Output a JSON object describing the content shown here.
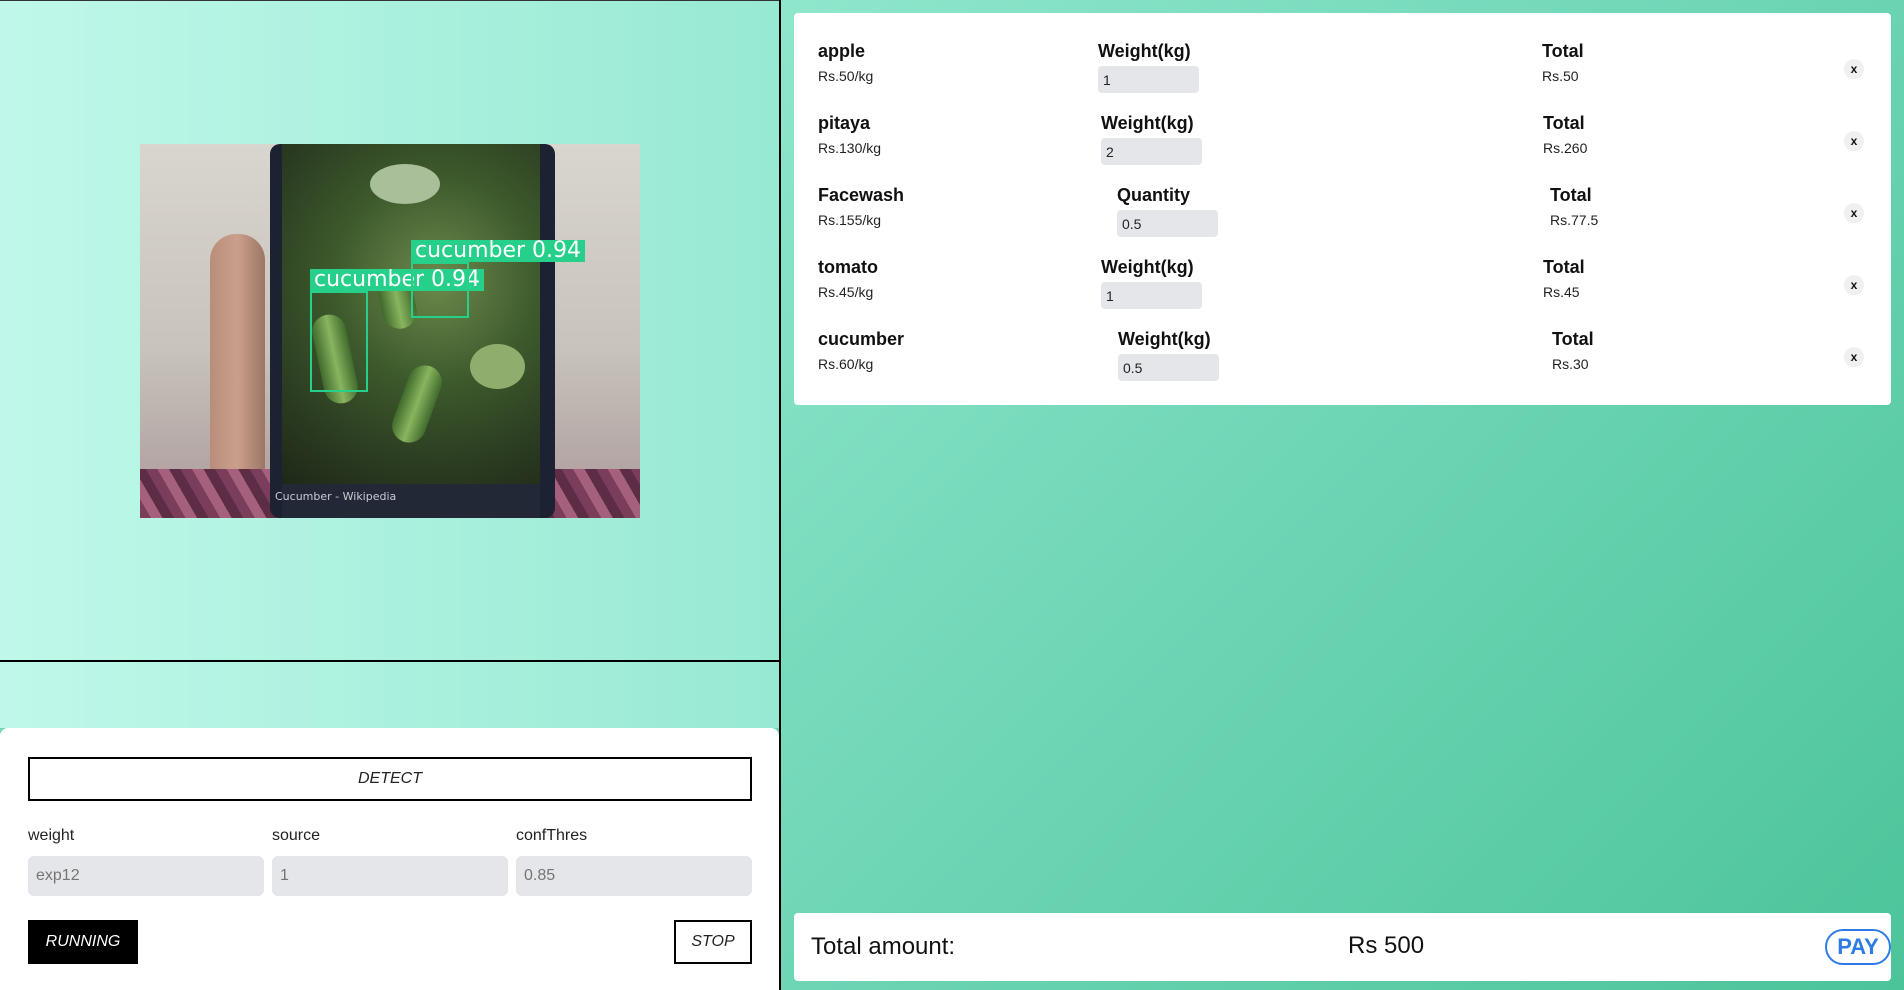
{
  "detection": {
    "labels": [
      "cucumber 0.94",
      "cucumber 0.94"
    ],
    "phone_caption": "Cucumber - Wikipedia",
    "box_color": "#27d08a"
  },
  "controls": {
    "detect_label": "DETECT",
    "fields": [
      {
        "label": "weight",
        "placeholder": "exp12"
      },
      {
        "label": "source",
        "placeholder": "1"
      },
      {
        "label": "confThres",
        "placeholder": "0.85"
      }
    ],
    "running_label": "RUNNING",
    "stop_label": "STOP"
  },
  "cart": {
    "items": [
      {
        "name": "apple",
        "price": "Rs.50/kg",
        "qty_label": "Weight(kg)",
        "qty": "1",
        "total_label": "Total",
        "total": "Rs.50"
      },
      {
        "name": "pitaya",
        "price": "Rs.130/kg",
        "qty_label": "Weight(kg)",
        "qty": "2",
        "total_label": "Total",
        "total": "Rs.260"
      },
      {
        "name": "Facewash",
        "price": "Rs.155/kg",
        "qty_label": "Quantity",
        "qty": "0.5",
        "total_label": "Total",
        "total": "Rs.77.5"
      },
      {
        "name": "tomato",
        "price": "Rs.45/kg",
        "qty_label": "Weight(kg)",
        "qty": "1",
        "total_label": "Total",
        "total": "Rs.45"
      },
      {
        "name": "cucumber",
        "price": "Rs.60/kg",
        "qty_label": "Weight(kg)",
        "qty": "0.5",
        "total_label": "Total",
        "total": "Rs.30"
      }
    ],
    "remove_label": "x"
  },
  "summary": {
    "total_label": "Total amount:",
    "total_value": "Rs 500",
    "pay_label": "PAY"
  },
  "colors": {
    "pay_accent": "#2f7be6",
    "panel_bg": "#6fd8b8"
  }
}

::::::::::

Using the records given above, list every line that includes the word "price".

        "price": "Rs.50/kg",
        "price": "Rs.130/kg",
        "price": "Rs.155/kg",
        "price": "Rs.45/kg",
        "price": "Rs.60/kg",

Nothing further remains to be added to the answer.